*Gegeven tekst:*
________

5)punt 4.2.6.1.2.1 wordt vervangen door:

“4.2.6.1.2.1. Brandwerende voorzieningen en vonkenvangers

4.2.6.1.2.1.1. Eisen die van toepassing zijn op brandwerende voorzieningen en vonkenvangers

Om de gevolgen van brand te beperken, zijn de volgende eisen van toepassing:

er moeten brandwerende voorzieningen tussen de geïdentificeerde potentiële brandhaarden (componenten met een hoog risico) en de vervoerde lading worden geïnstalleerd in alle eenheden;

vonkenvangers moeten voldoen aan de eisen die zijn gespecificeerd in het technisch document als bedoeld in aanhangsel D.2, index [E].

Brandwerende voorzieningen en vonkenvangers moeten een integriteit van ten minste 15 minuten hebben. Voor het aantonen van de conformiteit voor brandwerende voorzieningen en vonkenvangers, zie punt 6.2.2.8.1.

________

*Korte opdracht a:*
Zet de regels van de lijst, vanaf het begin tot en met de regel met "legend-text-2: From 1250", om in een Markdown-tabel met de kolommen Nr en Regel. Laat lege regels weg.

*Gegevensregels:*

________

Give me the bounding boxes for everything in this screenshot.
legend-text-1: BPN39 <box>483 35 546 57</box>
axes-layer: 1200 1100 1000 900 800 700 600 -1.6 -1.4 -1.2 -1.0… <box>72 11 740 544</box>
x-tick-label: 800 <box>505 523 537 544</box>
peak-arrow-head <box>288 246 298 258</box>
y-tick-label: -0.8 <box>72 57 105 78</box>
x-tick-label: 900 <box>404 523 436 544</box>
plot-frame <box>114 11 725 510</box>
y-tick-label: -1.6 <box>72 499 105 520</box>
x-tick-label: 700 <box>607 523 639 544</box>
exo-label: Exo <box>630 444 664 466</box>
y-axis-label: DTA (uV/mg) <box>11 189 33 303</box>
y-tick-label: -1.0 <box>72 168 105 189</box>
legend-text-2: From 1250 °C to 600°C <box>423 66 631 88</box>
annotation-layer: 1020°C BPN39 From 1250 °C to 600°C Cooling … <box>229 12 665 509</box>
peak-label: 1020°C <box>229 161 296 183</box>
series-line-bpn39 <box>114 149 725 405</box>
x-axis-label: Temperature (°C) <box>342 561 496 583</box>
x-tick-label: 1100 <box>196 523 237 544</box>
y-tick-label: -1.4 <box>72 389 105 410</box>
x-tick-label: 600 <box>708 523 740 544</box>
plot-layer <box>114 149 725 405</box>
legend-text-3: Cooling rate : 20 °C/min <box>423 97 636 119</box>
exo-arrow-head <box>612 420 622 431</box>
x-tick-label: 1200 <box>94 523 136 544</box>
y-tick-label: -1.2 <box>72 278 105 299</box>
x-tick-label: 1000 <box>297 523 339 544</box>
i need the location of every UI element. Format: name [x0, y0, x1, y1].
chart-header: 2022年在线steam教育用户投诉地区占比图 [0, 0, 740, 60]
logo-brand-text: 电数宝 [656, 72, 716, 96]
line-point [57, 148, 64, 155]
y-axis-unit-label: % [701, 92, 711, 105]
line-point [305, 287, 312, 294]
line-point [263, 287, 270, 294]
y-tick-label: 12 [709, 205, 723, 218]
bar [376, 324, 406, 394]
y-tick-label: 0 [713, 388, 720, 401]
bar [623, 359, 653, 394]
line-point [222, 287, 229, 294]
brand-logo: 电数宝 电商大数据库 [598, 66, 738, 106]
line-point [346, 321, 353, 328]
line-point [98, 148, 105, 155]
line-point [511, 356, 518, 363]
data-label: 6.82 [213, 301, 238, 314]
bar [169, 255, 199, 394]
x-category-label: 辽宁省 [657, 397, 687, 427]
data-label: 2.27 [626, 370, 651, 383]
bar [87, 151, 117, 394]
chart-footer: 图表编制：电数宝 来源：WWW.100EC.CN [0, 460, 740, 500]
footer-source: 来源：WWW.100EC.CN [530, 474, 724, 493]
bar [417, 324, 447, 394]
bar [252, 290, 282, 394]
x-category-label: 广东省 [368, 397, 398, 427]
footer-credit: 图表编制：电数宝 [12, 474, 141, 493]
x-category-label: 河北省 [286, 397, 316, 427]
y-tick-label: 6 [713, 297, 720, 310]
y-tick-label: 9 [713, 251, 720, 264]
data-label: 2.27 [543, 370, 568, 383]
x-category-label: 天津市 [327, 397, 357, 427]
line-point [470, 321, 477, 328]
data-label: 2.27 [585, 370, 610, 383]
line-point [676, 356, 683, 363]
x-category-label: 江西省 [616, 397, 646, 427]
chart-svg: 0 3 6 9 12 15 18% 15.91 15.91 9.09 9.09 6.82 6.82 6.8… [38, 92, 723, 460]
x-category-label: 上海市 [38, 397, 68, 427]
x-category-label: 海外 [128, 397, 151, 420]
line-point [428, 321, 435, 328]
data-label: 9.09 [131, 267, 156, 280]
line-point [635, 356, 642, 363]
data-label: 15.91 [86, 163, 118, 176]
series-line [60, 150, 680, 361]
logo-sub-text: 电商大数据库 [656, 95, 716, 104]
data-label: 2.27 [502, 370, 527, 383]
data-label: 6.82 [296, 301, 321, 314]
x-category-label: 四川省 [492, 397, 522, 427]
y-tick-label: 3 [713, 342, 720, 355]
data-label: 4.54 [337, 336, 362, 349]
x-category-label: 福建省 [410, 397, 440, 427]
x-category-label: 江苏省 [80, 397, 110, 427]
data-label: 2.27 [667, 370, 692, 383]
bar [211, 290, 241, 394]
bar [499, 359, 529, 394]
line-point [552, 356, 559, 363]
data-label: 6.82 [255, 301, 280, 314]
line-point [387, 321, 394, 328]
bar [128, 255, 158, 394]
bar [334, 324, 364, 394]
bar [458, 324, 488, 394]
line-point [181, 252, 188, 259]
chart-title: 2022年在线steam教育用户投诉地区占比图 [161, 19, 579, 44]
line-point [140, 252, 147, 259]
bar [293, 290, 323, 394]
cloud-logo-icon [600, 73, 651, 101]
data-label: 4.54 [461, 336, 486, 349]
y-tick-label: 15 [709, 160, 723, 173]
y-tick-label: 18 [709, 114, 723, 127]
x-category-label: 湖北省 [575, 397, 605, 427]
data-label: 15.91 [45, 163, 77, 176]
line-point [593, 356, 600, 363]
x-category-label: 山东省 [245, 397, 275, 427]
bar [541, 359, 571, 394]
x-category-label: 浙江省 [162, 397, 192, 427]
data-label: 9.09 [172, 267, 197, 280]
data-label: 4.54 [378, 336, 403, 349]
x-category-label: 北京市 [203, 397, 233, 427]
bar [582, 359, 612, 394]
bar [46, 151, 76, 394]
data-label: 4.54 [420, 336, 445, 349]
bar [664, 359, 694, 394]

________

*Korte opdracht b:*
Leg in de tekst over brandwerende voorzieningen uit waarom er tussen potentiële brandhaarden en de vervoerde lading brandwerende voorzieningen moeten worden geïnstalleerd.

*Oplossing a:*
| Nr | Regel |
|---|---|
| 1 | Give me the bounding boxes for everything in this screenshot. |
| 2 | legend-text-1: BPN39 <box>483 35 546 57</box> |
| 3 | axes-layer: 1200 1100 1000 900 800 700 600 -1.6 -1.4 -1.2 -1.0… <box>72 11 740 544</box> |
| 4 | x-tick-label: 800 <box>505 523 537 544</box> |
| 5 | peak-arrow-head <box>288 246 298 258</box> |
| 6 | y-tick-label: -0.8 <box>72 57 105 78</box> |
| 7 | x-tick-label: 900 <box>404 523 436 544</box> |
| 8 | plot-frame <box>114 11 725 510</box> |
| 9 | y-tick-label: -1.6 <box>72 499 105 520</box> |
| 10 | x-tick-label: 700 <box>607 523 639 544</box> |
| 11 | exo-label: Exo <box>630 444 664 466</box> |
| 12 | y-axis-label: DTA (uV/mg) <box>11 189 33 303</box> |
| 13 | y-tick-label: -1.0 <box>72 168 105 189</box> |
| 14 | legend-text-2: From 1250 °C to 600°C <box>423 66 631 88</box> |

*Oplossing b:*
Volgens de tekst gelden de eisen om de gevolgen van brand te beperken. Daarom moeten in alle eenheden brandwerende voorzieningen worden aangebracht tussen de geïdentificeerde potentiële brandhaarden, dus de componenten met een hoog risico, en de vervoerde lading.